*GIVEN PASSAGE*.

Vinyl continues to become a bigger piece of the physical music business. Vinyl LPs now comprise nearly 12% of the physical business in the first half of 2016."

The digital format is a popular technology for music compression. Digital technology has taken center stage because of it's high quality and high compression. This is accomplished by reducing the number of bytes needed to reproduce a sound without reducing the quality. A 32 MB song on a CD only takes 3 MB on MP3. The files are also easy to share because they download fast and take up much less space than other storage systems. MPEG is an acronym for Moving Picture Experts Group and MPEG Audio Layer-3 (MP3) is the sound compression system.

smallLamb Reflection
Growing up in Iowa, my teacher put great emphasis on Iowa history. My class would sit in a circle around the reel-to-reel audio tape player and listen to fascinating stories about topics like the button factories along on the Mississippi River in the 1800s. As I watched the audio tape spin around and around on the reel, I was captivated by the narrator's voice as he declared Muscatine, Iowa as the Pearl Button Capital of the World.

*WORK TO BE COMPLETED*.
List every geographic place the passage on music formats names.

*SUPPLIED RECORDS*.
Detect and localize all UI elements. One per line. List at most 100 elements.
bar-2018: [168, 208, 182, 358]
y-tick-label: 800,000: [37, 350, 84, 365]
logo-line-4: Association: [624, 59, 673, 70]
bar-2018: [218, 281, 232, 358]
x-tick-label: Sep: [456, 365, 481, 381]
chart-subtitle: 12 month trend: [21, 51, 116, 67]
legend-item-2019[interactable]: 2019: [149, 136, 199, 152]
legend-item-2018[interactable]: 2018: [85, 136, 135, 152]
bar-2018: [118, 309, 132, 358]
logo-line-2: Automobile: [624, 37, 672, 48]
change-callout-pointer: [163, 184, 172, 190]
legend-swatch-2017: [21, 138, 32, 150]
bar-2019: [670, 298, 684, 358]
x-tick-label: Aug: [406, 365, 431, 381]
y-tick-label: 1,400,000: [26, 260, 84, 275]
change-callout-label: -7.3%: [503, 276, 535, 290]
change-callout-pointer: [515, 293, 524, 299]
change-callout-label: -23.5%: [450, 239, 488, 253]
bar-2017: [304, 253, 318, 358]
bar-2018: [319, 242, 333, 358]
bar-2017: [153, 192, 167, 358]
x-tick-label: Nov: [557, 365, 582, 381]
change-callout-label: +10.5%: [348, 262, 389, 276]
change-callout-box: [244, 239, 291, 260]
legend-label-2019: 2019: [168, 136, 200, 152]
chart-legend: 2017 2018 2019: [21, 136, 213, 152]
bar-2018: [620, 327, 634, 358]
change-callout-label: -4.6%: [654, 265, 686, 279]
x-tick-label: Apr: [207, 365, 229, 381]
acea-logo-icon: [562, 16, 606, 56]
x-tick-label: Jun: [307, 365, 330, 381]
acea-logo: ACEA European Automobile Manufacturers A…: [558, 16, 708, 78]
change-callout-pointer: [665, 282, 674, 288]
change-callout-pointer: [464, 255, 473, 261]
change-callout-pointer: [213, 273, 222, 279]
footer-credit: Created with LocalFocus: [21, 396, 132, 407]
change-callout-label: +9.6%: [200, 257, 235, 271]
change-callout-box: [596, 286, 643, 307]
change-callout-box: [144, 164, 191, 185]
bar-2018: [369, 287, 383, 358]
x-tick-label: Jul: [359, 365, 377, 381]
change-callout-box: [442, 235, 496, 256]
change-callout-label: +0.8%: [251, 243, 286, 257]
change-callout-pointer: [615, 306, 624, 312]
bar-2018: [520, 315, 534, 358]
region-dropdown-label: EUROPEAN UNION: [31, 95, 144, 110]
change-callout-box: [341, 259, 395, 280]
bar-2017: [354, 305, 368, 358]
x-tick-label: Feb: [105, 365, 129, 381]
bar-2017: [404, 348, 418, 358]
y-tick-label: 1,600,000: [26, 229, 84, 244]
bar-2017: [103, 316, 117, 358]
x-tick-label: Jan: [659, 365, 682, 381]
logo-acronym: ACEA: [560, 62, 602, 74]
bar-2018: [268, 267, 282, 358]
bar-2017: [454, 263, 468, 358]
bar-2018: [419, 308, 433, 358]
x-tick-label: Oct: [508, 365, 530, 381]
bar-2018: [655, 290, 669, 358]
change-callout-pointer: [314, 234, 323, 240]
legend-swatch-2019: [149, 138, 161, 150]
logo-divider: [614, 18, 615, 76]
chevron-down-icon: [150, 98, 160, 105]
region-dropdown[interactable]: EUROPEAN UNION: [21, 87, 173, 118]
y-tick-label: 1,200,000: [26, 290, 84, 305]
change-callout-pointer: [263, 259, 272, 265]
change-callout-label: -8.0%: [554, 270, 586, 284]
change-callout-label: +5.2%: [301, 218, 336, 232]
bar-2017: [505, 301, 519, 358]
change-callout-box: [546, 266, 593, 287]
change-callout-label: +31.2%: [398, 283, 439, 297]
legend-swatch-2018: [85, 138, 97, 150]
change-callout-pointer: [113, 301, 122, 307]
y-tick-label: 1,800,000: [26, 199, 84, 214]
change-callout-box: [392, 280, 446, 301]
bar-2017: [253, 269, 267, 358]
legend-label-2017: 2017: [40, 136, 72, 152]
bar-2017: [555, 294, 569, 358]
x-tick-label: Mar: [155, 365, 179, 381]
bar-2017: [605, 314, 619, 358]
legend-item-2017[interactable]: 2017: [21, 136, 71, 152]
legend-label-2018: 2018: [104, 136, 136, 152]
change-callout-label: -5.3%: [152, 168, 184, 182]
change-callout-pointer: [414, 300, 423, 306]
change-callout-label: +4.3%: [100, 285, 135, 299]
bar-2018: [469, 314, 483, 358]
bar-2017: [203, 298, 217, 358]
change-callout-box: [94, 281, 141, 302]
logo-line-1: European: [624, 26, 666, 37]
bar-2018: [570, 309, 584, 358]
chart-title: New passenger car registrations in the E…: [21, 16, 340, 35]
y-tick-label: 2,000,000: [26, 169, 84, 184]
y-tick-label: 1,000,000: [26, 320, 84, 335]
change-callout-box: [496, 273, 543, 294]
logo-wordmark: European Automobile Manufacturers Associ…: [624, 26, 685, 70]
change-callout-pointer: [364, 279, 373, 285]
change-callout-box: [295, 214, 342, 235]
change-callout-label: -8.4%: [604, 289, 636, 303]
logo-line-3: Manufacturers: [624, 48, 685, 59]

*OUTPUT*.
Iowa, the Mississippi River, and Muscatine